>> Begin
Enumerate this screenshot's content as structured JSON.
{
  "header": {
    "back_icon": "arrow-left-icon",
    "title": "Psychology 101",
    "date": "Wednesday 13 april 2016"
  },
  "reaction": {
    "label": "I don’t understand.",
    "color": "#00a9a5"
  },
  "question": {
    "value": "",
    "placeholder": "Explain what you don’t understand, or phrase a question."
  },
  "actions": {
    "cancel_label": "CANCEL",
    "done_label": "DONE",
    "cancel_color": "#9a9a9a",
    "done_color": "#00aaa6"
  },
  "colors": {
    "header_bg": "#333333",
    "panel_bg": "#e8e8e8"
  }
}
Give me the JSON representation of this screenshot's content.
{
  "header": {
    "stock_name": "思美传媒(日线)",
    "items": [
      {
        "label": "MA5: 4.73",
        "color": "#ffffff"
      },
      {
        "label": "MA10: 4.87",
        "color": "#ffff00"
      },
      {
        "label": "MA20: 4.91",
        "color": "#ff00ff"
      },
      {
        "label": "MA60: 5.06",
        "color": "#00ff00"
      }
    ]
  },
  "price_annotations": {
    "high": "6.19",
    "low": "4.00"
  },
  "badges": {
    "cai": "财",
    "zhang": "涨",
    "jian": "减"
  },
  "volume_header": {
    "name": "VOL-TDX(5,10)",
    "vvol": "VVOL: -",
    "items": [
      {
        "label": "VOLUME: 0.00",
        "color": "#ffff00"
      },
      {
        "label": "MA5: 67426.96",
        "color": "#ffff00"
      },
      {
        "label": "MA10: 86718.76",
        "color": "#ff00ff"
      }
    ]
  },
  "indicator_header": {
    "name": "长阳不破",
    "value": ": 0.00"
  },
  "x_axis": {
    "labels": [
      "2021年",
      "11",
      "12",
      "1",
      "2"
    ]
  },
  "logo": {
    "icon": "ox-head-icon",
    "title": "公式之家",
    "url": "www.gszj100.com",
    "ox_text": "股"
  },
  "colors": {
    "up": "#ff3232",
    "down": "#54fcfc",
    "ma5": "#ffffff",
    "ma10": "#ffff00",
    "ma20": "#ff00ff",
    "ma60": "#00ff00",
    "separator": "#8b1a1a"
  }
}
>> End
# Work required
The records above are to be copied in full, exactly as written.

# Problem solution
Enumerate this screenshot's content as structured JSON.
{
  "header": {
    "back_icon": "arrow-left-icon",
    "title": "Psychology 101",
    "date": "Wednesday 13 april 2016"
  },
  "reaction": {
    "label": "I don’t understand.",
    "color": "#00a9a5"
  },
  "question": {
    "value": "",
    "placeholder": "Explain what you don’t understand, or phrase a question."
  },
  "actions": {
    "cancel_label": "CANCEL",
    "done_label": "DONE",
    "cancel_color": "#9a9a9a",
    "done_color": "#00aaa6"
  },
  "colors": {
    "header_bg": "#333333",
    "panel_bg": "#e8e8e8"
  }
}
Give me the JSON representation of this screenshot's content.
{
  "header": {
    "stock_name": "思美传媒(日线)",
    "items": [
      {
        "label": "MA5: 4.73",
        "color": "#ffffff"
      },
      {
        "label": "MA10: 4.87",
        "color": "#ffff00"
      },
      {
        "label": "MA20: 4.91",
        "color": "#ff00ff"
      },
      {
        "label": "MA60: 5.06",
        "color": "#00ff00"
      }
    ]
  },
  "price_annotations": {
    "high": "6.19",
    "low": "4.00"
  },
  "badges": {
    "cai": "财",
    "zhang": "涨",
    "jian": "减"
  },
  "volume_header": {
    "name": "VOL-TDX(5,10)",
    "vvol": "VVOL: -",
    "items": [
      {
        "label": "VOLUME: 0.00",
        "color": "#ffff00"
      },
      {
        "label": "MA5: 67426.96",
        "color": "#ffff00"
      },
      {
        "label": "MA10: 86718.76",
        "color": "#ff00ff"
      }
    ]
  },
  "indicator_header": {
    "name": "长阳不破",
    "value": ": 0.00"
  },
  "x_axis": {
    "labels": [
      "2021年",
      "11",
      "12",
      "1",
      "2"
    ]
  },
  "logo": {
    "icon": "ox-head-icon",
    "title": "公式之家",
    "url": "www.gszj100.com",
    "ox_text": "股"
  },
  "colors": {
    "up": "#ff3232",
    "down": "#54fcfc",
    "ma5": "#ffffff",
    "ma10": "#ffff00",
    "ma20": "#ff00ff",
    "ma60": "#00ff00",
    "separator": "#8b1a1a"
  }
}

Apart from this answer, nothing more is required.